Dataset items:
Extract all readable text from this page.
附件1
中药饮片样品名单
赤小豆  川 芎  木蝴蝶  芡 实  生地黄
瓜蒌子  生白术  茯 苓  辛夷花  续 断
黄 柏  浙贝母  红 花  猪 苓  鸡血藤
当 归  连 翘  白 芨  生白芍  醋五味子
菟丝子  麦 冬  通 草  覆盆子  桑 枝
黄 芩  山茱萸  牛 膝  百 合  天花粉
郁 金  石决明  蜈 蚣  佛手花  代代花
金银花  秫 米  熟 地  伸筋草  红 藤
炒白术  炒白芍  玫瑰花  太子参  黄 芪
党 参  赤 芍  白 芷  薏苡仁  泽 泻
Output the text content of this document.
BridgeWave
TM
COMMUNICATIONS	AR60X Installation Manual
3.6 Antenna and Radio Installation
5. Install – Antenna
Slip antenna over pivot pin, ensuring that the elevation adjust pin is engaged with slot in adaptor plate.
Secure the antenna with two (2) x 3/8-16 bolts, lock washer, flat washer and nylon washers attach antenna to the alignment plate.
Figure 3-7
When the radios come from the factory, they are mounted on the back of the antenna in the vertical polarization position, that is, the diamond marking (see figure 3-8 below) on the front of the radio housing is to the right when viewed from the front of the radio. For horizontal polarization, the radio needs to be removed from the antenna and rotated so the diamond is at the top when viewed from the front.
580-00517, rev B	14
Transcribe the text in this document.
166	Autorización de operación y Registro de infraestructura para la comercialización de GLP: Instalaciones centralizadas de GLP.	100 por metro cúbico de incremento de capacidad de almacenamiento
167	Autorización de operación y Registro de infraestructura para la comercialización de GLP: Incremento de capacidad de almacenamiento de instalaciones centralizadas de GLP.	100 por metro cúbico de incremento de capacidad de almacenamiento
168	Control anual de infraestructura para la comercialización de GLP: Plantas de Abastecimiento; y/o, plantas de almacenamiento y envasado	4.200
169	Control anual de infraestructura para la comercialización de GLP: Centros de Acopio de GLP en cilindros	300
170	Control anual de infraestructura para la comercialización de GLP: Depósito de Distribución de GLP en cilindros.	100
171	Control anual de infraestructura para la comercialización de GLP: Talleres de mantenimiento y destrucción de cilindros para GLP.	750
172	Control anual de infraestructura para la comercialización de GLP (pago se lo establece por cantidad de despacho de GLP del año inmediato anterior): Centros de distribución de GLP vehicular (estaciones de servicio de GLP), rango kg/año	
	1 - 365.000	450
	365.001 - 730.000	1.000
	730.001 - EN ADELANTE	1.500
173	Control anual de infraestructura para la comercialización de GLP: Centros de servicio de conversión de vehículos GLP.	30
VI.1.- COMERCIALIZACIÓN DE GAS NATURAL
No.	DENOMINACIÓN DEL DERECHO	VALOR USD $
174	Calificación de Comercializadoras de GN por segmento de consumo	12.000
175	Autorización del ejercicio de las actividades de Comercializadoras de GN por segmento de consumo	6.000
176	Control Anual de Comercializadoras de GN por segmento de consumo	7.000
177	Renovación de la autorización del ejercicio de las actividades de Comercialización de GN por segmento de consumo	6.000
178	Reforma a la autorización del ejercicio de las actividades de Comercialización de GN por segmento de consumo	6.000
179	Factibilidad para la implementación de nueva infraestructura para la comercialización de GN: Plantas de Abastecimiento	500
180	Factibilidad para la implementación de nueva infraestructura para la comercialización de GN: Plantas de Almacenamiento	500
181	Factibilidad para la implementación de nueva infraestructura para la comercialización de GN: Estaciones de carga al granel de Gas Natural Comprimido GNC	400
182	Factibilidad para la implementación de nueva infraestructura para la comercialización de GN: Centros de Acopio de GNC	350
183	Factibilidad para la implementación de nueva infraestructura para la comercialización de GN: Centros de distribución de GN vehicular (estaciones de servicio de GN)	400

SET PROBLEM:
Copy all of the data exactly.

FINAL RESULT:
Extract all readable text from this page.
附件1
中药饮片样品名单
赤小豆  川 芎  木蝴蝶  芡 实  生地黄
瓜蒌子  生白术  茯 苓  辛夷花  续 断
黄 柏  浙贝母  红 花  猪 苓  鸡血藤
当 归  连 翘  白 芨  生白芍  醋五味子
菟丝子  麦 冬  通 草  覆盆子  桑 枝
黄 芩  山茱萸  牛 膝  百 合  天花粉
郁 金  石决明  蜈 蚣  佛手花  代代花
金银花  秫 米  熟 地  伸筋草  红 藤
炒白术  炒白芍  玫瑰花  太子参  黄 芪
党 参  赤 芍  白 芷  薏苡仁  泽 泻
Output the text content of this document.
BridgeWave
TM
COMMUNICATIONS	AR60X Installation Manual
3.6 Antenna and Radio Installation
5. Install – Antenna
Slip antenna over pivot pin, ensuring that the elevation adjust pin is engaged with slot in adaptor plate.
Secure the antenna with two (2) x 3/8-16 bolts, lock washer, flat washer and nylon washers attach antenna to the alignment plate.
Figure 3-7
When the radios come from the factory, they are mounted on the back of the antenna in the vertical polarization position, that is, the diamond marking (see figure 3-8 below) on the front of the radio housing is to the right when viewed from the front of the radio. For horizontal polarization, the radio needs to be removed from the antenna and rotated so the diamond is at the top when viewed from the front.
580-00517, rev B	14
Transcribe the text in this document.
166	Autorización de operación y Registro de infraestructura para la comercialización de GLP: Instalaciones centralizadas de GLP.	100 por metro cúbico de incremento de capacidad de almacenamiento
167	Autorización de operación y Registro de infraestructura para la comercialización de GLP: Incremento de capacidad de almacenamiento de instalaciones centralizadas de GLP.	100 por metro cúbico de incremento de capacidad de almacenamiento
168	Control anual de infraestructura para la comercialización de GLP: Plantas de Abastecimiento; y/o, plantas de almacenamiento y envasado	4.200
169	Control anual de infraestructura para la comercialización de GLP: Centros de Acopio de GLP en cilindros	300
170	Control anual de infraestructura para la comercialización de GLP: Depósito de Distribución de GLP en cilindros.	100
171	Control anual de infraestructura para la comercialización de GLP: Talleres de mantenimiento y destrucción de cilindros para GLP.	750
172	Control anual de infraestructura para la comercialización de GLP (pago se lo establece por cantidad de despacho de GLP del año inmediato anterior): Centros de distribución de GLP vehicular (estaciones de servicio de GLP), rango kg/año	
	1 - 365.000	450
	365.001 - 730.000	1.000
	730.001 - EN ADELANTE	1.500
173	Control anual de infraestructura para la comercialización de GLP: Centros de servicio de conversión de vehículos GLP.	30
VI.1.- COMERCIALIZACIÓN DE GAS NATURAL
No.	DENOMINACIÓN DEL DERECHO	VALOR USD $
174	Calificación de Comercializadoras de GN por segmento de consumo	12.000
175	Autorización del ejercicio de las actividades de Comercializadoras de GN por segmento de consumo	6.000
176	Control Anual de Comercializadoras de GN por segmento de consumo	7.000
177	Renovación de la autorización del ejercicio de las actividades de Comercialización de GN por segmento de consumo	6.000
178	Reforma a la autorización del ejercicio de las actividades de Comercialización de GN por segmento de consumo	6.000
179	Factibilidad para la implementación de nueva infraestructura para la comercialización de GN: Plantas de Abastecimiento	500
180	Factibilidad para la implementación de nueva infraestructura para la comercialización de GN: Plantas de Almacenamiento	500
181	Factibilidad para la implementación de nueva infraestructura para la comercialización de GN: Estaciones de carga al granel de Gas Natural Comprimido GNC	400
182	Factibilidad para la implementación de nueva infraestructura para la comercialización de GN: Centros de Acopio de GNC	350
183	Factibilidad para la implementación de nueva infraestructura para la comercialización de GN: Centros de distribución de GN vehicular (estaciones de servicio de GN)	400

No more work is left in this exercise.